The task: Reproduce the data below in full and exclude every picture.

★ ★ ★

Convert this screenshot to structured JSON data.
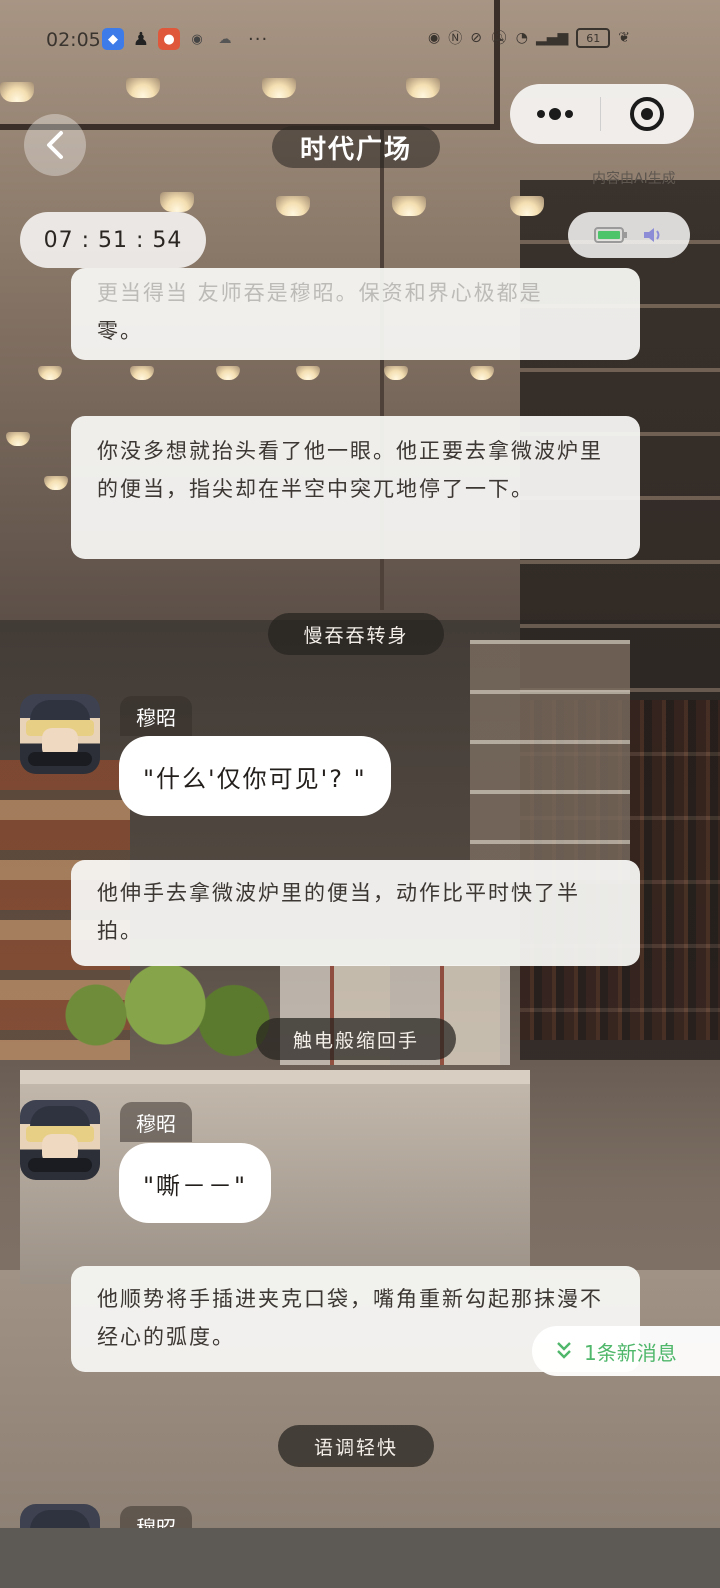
{
  "status_bar": {
    "time": "02:05",
    "more": "···",
    "battery": "61"
  },
  "header": {
    "title": "时代广场",
    "ai_note": "内容由AI生成",
    "timer": "07 : 51 : 54"
  },
  "chat": {
    "narration_top_faded": "更当得当 友师吞是穆昭。保资和界心极都是",
    "narration_top": "零。",
    "narration_1": "你没多想就抬头看了他一眼。他正要去拿微波炉里的便当，指尖却在半空中突兀地停了一下。",
    "action_1": "慢吞吞转身",
    "speaker_1": "穆昭",
    "bubble_1": "\"什么'仅你可见'? \"",
    "narration_2": "他伸手去拿微波炉里的便当，动作比平时快了半拍。",
    "action_2": "触电般缩回手",
    "speaker_2": "穆昭",
    "bubble_2": "\"嘶－－\"",
    "narration_3": "他顺势将手插进夹克口袋，嘴角重新勾起那抹漫不经心的弧度。",
    "action_3": "语调轻快",
    "speaker_3": "穆昭"
  },
  "new_message": {
    "icon": "double-chevron-down-icon",
    "label": "1条新消息"
  },
  "colors": {
    "accent_green": "#4fb76a",
    "bubble_bg": "#ffffff",
    "action_pill_bg": "#26221f"
  }
}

★ ★ ★

Answer to this exercise:
Convert this screenshot to structured JSON data.
{
  "status_bar": {
    "time": "02:05",
    "more": "···",
    "battery": "61"
  },
  "header": {
    "title": "时代广场",
    "ai_note": "内容由AI生成",
    "timer": "07 : 51 : 54"
  },
  "chat": {
    "narration_top_faded": "更当得当 友师吞是穆昭。保资和界心极都是",
    "narration_top": "零。",
    "narration_1": "你没多想就抬头看了他一眼。他正要去拿微波炉里的便当，指尖却在半空中突兀地停了一下。",
    "action_1": "慢吞吞转身",
    "speaker_1": "穆昭",
    "bubble_1": "\"什么'仅你可见'? \"",
    "narration_2": "他伸手去拿微波炉里的便当，动作比平时快了半拍。",
    "action_2": "触电般缩回手",
    "speaker_2": "穆昭",
    "bubble_2": "\"嘶－－\"",
    "narration_3": "他顺势将手插进夹克口袋，嘴角重新勾起那抹漫不经心的弧度。",
    "action_3": "语调轻快",
    "speaker_3": "穆昭"
  },
  "new_message": {
    "icon": "double-chevron-down-icon",
    "label": "1条新消息"
  },
  "colors": {
    "accent_green": "#4fb76a",
    "bubble_bg": "#ffffff",
    "action_pill_bg": "#26221f"
  }
}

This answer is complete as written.